» **文書本文**:
お子さんは、学校へ行くことを楽しみにしていたり、学校から帰ってきて落ち着いて明日の準備をすることができていますか?
・無気力でぼーっとする時間が増えている
・休校中よりもイライラしていることが多い
・家庭での約束事を守れなくなっている
・「うるさいな!」「ほっといて!」こんな暴言が増えている
・「どうせ俺なんかやったってダメだし…」自信がない発言が増えている

こんな様子が見られている場合、お子さんは学校生活に必死に適応しようともがいている状態かもしれません。
ここで、「不登校になってしまっては大変!!」と、お母さんがあれこれ頑張り始めるのは要注意ですよ。
お母さんからの要求も増えると、いつか頑張るエネルギーが切れて、心身ともに病み、本格的な不登校へ進んでしまうかもしれません。
3.大事なのはただ「学校へ行くこと」ではありません
学校では全てのことが評価対象とされる環境です。
特に中学校では、出席、提出物、テストの点数、授業態度…全てが「評価」されてしまいます。たとえどんなに子どもが頑張っていても、苦手なことであれば『低い評価』になってしまうのです。
発達障害・グレーゾーンの子どもたちは、学校生活で苦手なことが多く、頑張っている過程を評価してもらえないとすると、自信を失っていくのは当然ですよね。
お母さんも、「高校進学」・「内申点」などが気になって我が子の評価が気になるでしょう。
心配になるあまりにお母さんが、
「勉強遅れているんだから宿題ちゃんとやらなきゃ!」
「ちゃんとやればできるんだから!」
と気持ちを押しつけすぎると、子どもにとっては
「久しぶりの学校で頑張ってきたのに、家でまで…」
と自信とやる気を失ってしまいます。
そんな状態で学校生活を送り続けることが、本当に子ども達にとって幸せなことでしょうか?
せっかくステイホームから少しずつ解放されている今、子どもたちのキラキラ輝く姿を応援したいですよね。
「今日も学校行ってきたね」
「久しぶりの学校に慣れるまで大変だよね」
と、できているところを認めてあげるようにしましょう。
たとえ宿題が終わらなくても、提出物の期限が守れていなくても、お母さんは、周りの子どもと比べてではなく、お子さんが少しでも頑張っているところを探してあげるのです。

» **提供された記録**:
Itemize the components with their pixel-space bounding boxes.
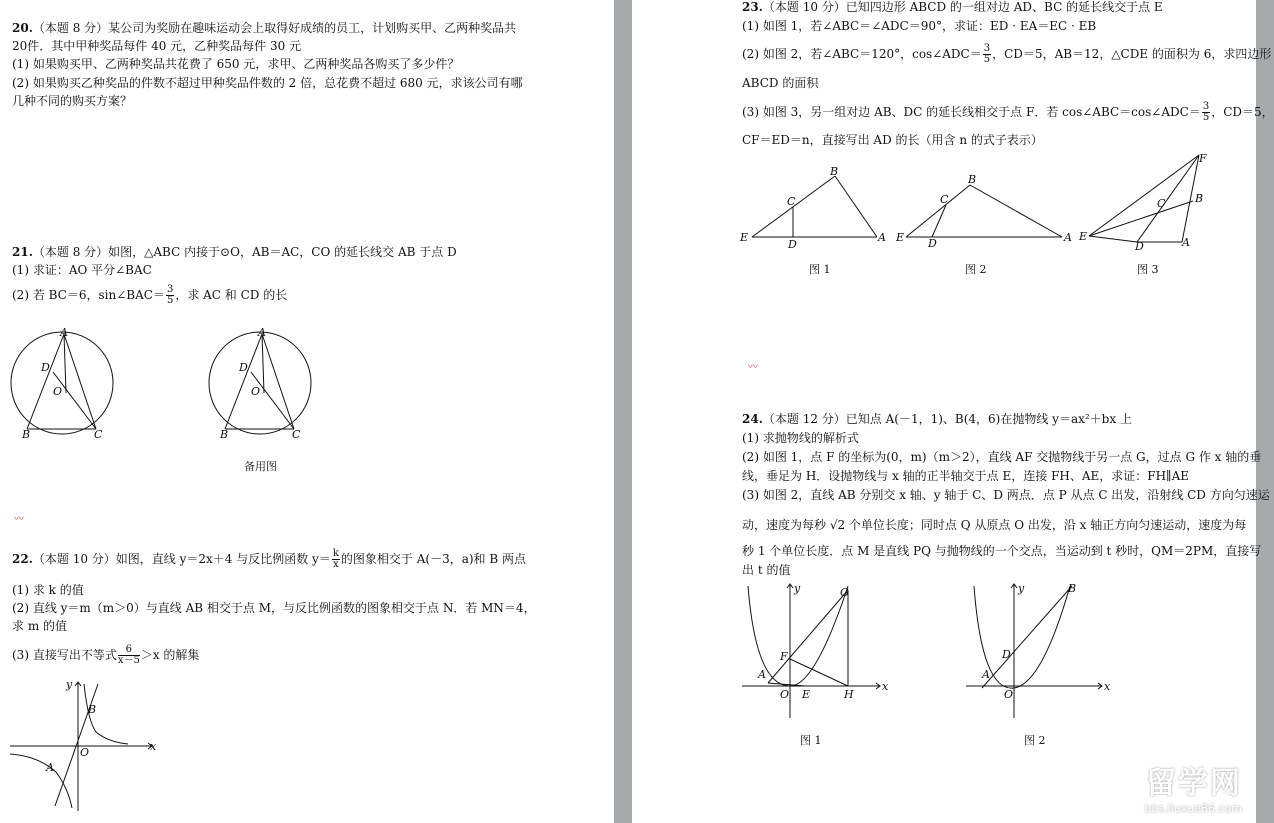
q21-text-1: （本题 8 分）如图，△ABC 内接于⊙O，AB＝AC，CO 的延长线交 AB 于点 D (32, 245, 457, 259)
q21-line-3 (12, 285, 287, 306)
svg-text:O: O (80, 746, 90, 759)
q23-line-6: CF＝ED＝n，直接写出 AD 的长（用含 n 的式子表示） (742, 133, 1043, 147)
q21-caption-spare: 备用图 (244, 460, 277, 473)
q24-line-2: (1) 求抛物线的解析式 (742, 431, 859, 445)
q22-frac-den: x (333, 559, 339, 570)
svg-text:O: O (780, 688, 790, 701)
q24-figure-1 (740, 580, 890, 720)
svg-text:B: B (1068, 582, 1077, 595)
q22-number: 22. (12, 552, 33, 566)
q23-text-1: （本题 10 分）已知四边形 ABCD 的一组对边 AD、BC 的延长线交于点 E (762, 0, 1163, 14)
q21-frac-num: 3 (166, 284, 174, 295)
q24-line-8: 出 t 的值 (742, 563, 791, 577)
svg-text:A: A (982, 668, 990, 681)
q23-text-5a: (3) 如图 3，另一组对边 AB、DC 的延长线相交于点 F．若 cos∠ABC＝cos∠ADC＝ (742, 105, 1201, 119)
svg-text:A: A (878, 231, 886, 244)
q23-text-3a: (2) 如图 2，若∠ABC＝120°，cos∠ADC＝ (742, 47, 982, 61)
q22-ineq-num: 6 (118, 645, 140, 656)
svg-text:y: y (66, 678, 73, 691)
q23-line-2: (1) 如图 1，若∠ABC＝∠ADC＝90°，求证：ED · EA＝EC · EB (742, 19, 1097, 33)
q23-figure-3 (1077, 150, 1257, 253)
q23-frac2-den: 5 (1202, 112, 1210, 123)
q22-ineq-den: x－5 (117, 655, 140, 666)
q23-line-4: ABCD 的面积 (742, 76, 819, 90)
document-page-left (0, 0, 614, 823)
svg-text:E: E (740, 231, 749, 244)
svg-text:D: D (41, 361, 50, 374)
q22-figure-graph (10, 676, 160, 816)
svg-text:C: C (1157, 197, 1166, 210)
q20-line-4: (2) 如果购买乙种奖品的件数不超过甲种奖品件数的 2 倍，总花费不超过 680 元，求该公司有哪 (12, 76, 523, 90)
watermark-url: bbs.liuxue86.com (1144, 802, 1242, 815)
q22-text-1a: （本题 10 分）如图，直线 y＝2x＋4 与反比例函数 y＝ (32, 552, 331, 566)
svg-text:A: A (1064, 231, 1072, 244)
svg-text:D: D (788, 238, 797, 251)
q24-text-1: （本题 12 分）已知点 A(－1，1)、B(4，6)在抛物线 y＝ax²＋bx 上 (762, 412, 1132, 426)
q22-line-5 (12, 645, 199, 666)
svg-text:O: O (1004, 688, 1014, 701)
q22-fraction (332, 549, 340, 570)
q23-line-5 (742, 102, 1274, 123)
q20-line-5: 几种不同的购买方案？ (12, 94, 133, 108)
svg-text:E: E (802, 688, 811, 701)
q23-text-5b: ，CD＝5， (1211, 105, 1274, 119)
q24-number: 24. (742, 412, 763, 426)
svg-text:B: B (88, 703, 97, 716)
q21-number: 21. (12, 245, 33, 259)
q24-line-4: 线，垂足为 H．设抛物线与 x 轴的正半轴交于点 E，连接 FH、AE，求证：FH∥AE (742, 469, 1190, 483)
svg-text:C: C (292, 428, 301, 441)
q20-line-1 (12, 20, 516, 36)
svg-text:A: A (758, 668, 766, 681)
q23-number: 23. (742, 0, 763, 14)
q24-line-7: 秒 1 个单位长度．点 M 是直线 PQ 与抛物线的一个交点，当运动到 t 秒时，QM＝2PM，直接写 (742, 544, 1262, 558)
q22-line-4: 求 m 的值 (12, 619, 68, 633)
q21-line-1 (12, 244, 457, 260)
watermark-main: 留学网 (1146, 766, 1242, 801)
svg-text:A: A (258, 326, 266, 339)
svg-text:y: y (1018, 582, 1025, 595)
q24-figure-2 (964, 580, 1114, 720)
q23-frac1-num: 3 (983, 43, 991, 54)
q23-figure-1 (740, 160, 890, 250)
q20-line-2: 20件．其中甲种奖品每件 40 元，乙种奖品每件 30 元 (12, 39, 302, 53)
q22-text-1b: 的图象相交于 A(－3，a)和 B 两点 (340, 552, 526, 566)
q21-figure-spare (198, 320, 328, 450)
q22-line-1 (12, 549, 526, 570)
svg-text:F: F (780, 650, 788, 663)
svg-text:D: D (1002, 648, 1011, 661)
q21-figure-circle (0, 320, 130, 450)
svg-text:H: H (844, 688, 854, 701)
svg-text:D: D (239, 361, 248, 374)
svg-text:A: A (1182, 236, 1190, 249)
svg-text:D: D (1135, 240, 1144, 253)
watermark-logo (1144, 758, 1242, 815)
q23-figure-2 (894, 165, 1074, 255)
q20-line-3: (1) 如果购买甲、乙两种奖品共花费了 650 元，求甲、乙两种奖品各购买了多少件？ (12, 57, 460, 71)
svg-text:A: A (60, 326, 68, 339)
svg-text:C: C (94, 428, 103, 441)
q23-line-3 (742, 44, 1271, 65)
q22-text-5b: ＞x 的解集 (140, 648, 200, 662)
q23-frac2-num: 3 (1202, 101, 1210, 112)
q22-frac-num: k (332, 548, 339, 559)
svg-text:G: G (840, 586, 849, 599)
q23-fraction-1 (983, 44, 991, 65)
q24-line-3: (2) 如图 1，点 F 的坐标为(0，m)（m＞2），直线 AF 交抛物线于另一点 G，过点 G 作 x 轴的垂 (742, 450, 1262, 464)
q22-line-2: (1) 求 k 的值 (12, 583, 84, 597)
q22-inequality-fraction (118, 645, 140, 666)
q21-line-2: (1) 求证：AO 平分∠BAC (12, 263, 152, 277)
svg-text:O: O (53, 385, 63, 398)
q21-fraction (166, 285, 174, 306)
q23-line-1 (742, 0, 1163, 15)
svg-text:x: x (882, 680, 889, 693)
svg-text:E: E (1079, 230, 1088, 243)
document-page-right (632, 0, 1274, 823)
q22-text-5a: (3) 直接写出不等式 (12, 648, 117, 662)
svg-text:A: A (46, 761, 54, 774)
svg-text:C: C (940, 193, 949, 206)
q24-line-6: 动，速度为每秒 √2 个单位长度；同时点 Q 从原点 O 出发，沿 x 轴正方向匀速运动，速度为每 (742, 518, 1247, 532)
spell-squiggle: 〰 (14, 514, 24, 525)
q23-caption-2: 图 2 (965, 263, 987, 276)
svg-text:B: B (830, 165, 839, 178)
q23-text-3b: ，CD＝5，AB＝12，△CDE 的面积为 6，求四边形 (992, 47, 1272, 61)
q22-line-3: (2) 直线 y＝m（m＞0）与直线 AB 相交于点 M，与反比例函数的图象相交于点 N．若 MN＝4， (12, 601, 536, 615)
svg-text:D: D (928, 237, 937, 250)
q21-frac-den: 5 (166, 295, 174, 306)
q21-text-3a: (2) 若 BC＝6，sin∠BAC＝ (12, 288, 165, 302)
svg-text:B: B (968, 173, 977, 186)
q20-number: 20. (12, 21, 33, 35)
q24-caption-2: 图 2 (1024, 734, 1046, 747)
q23-caption-3: 图 3 (1137, 263, 1159, 276)
svg-text:C: C (787, 195, 796, 208)
svg-text:O: O (251, 385, 261, 398)
q23-caption-1: 图 1 (809, 263, 831, 276)
svg-text:B: B (220, 428, 229, 441)
svg-text:E: E (896, 231, 905, 244)
q24-line-5: (3) 如图 2，直线 AB 分别交 x 轴、y 轴于 C、D 两点．点 P 从点 C 出发，沿射线 CD 方向匀速运 (742, 488, 1270, 502)
svg-text:y: y (794, 582, 801, 595)
spell-squiggle: 〰 (748, 362, 758, 373)
svg-text:B: B (1195, 192, 1204, 205)
q24-line-1 (742, 411, 1132, 427)
svg-text:x: x (150, 740, 157, 753)
svg-text:F: F (1199, 152, 1207, 165)
svg-text:x: x (1104, 680, 1111, 693)
q20-text-1: （本题 8 分）某公司为奖励在趣味运动会上取得好成绩的员工，计划购买甲、乙两种奖品共 (32, 21, 517, 35)
svg-text:B: B (22, 428, 31, 441)
q21-text-3b: ，求 AC 和 CD 的长 (175, 288, 288, 302)
q24-caption-1: 图 1 (800, 734, 822, 747)
q23-frac1-den: 5 (983, 54, 991, 65)
q23-fraction-2 (1202, 102, 1210, 123)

» **依頼文 1**:
子どもの学校生活についての文章では、中学校で「評価」されるものとして何が挙げられていますか。
» **依頼文 2**:
子どもの学校生活についての文章を、最後の文の後から書き継いでください。
記録は、子どもの学校生活についての文章とは別の素材です。

» **出力結果 1**:
出席、提出物、テストの点数、授業態度などの全てです。

» **出力結果 2**:
4.学校にとらわれない子どもを伸ばす関わり方
さらに、家庭では、子どもの好きなこと、得意なことに目を向けて、自信をつけるようにしましょう。
好きなことで自信がつくと、苦手なことに対しても頑張る力がついてきます。
子どもが好きなこと、得意なこと、興味のあることをお母さんは理解できていますか?
発達障害やグレーゾーンの子どもたちは、得意なことなら並外れた集中力を発揮できることが多いんです。
子どもが興味を持っていることが、学校では学ぶことのできないことや評価されないことである場合、お母さんが情報収集してあげたり、学ぶ機会を与えてあげましょう。
たとえば、お菓子作りが好きな子なら、一緒に作ってお母さんの気持ちを伝えてみましょう。
「手際がいいね。」
「○○ちゃんの料理を食べると、お母さんあったかい気持ちになるな。」
と声をかける。おじいちゃんおばあちゃんに写真を送ってあげたりして、コメントをもらってもいいですね。

プラモデルやロボット作りが好きだったり、興味がある子なら、キットをたくさん買ってあげたり、オンラインで投稿したり、近隣の大学のイベントに申し込んだりしてみましょう。
「こんなに難しい図面よくわかるね!」
「集中力があるな〜」
「こんな大学に入ったら面白いんじゃない?」
と会話をすれば、子どもの興味を広げることができます。
子どもが得意なこと・好きなことに集中している場面で、肯定的な親子のコミュニケーションを行えば、子どもは生き生きとし始めます。
そうすると、「将来好きなことで生きていけるように、学校も頑張るぞ〜」と、学校にも前向きに行くようになるお子さんもいるでしょう。
「学校はどうしても無理だけど、こんなことを学んでいきたいな。」と、学校とは別の目標を持って頑張り始めるお子さんもいるかもしれません。
どちらにせよ、お母さんのサポート次第で、毎日ウツウツと過ごす日々のお子さんでも希望を持って歩むことができるのです。
子どもが「隠れ不登校」から脱出するためには、お母さんがお子さんの頑張りを認め、お子さんの得意や興味を引き出すことが一番です。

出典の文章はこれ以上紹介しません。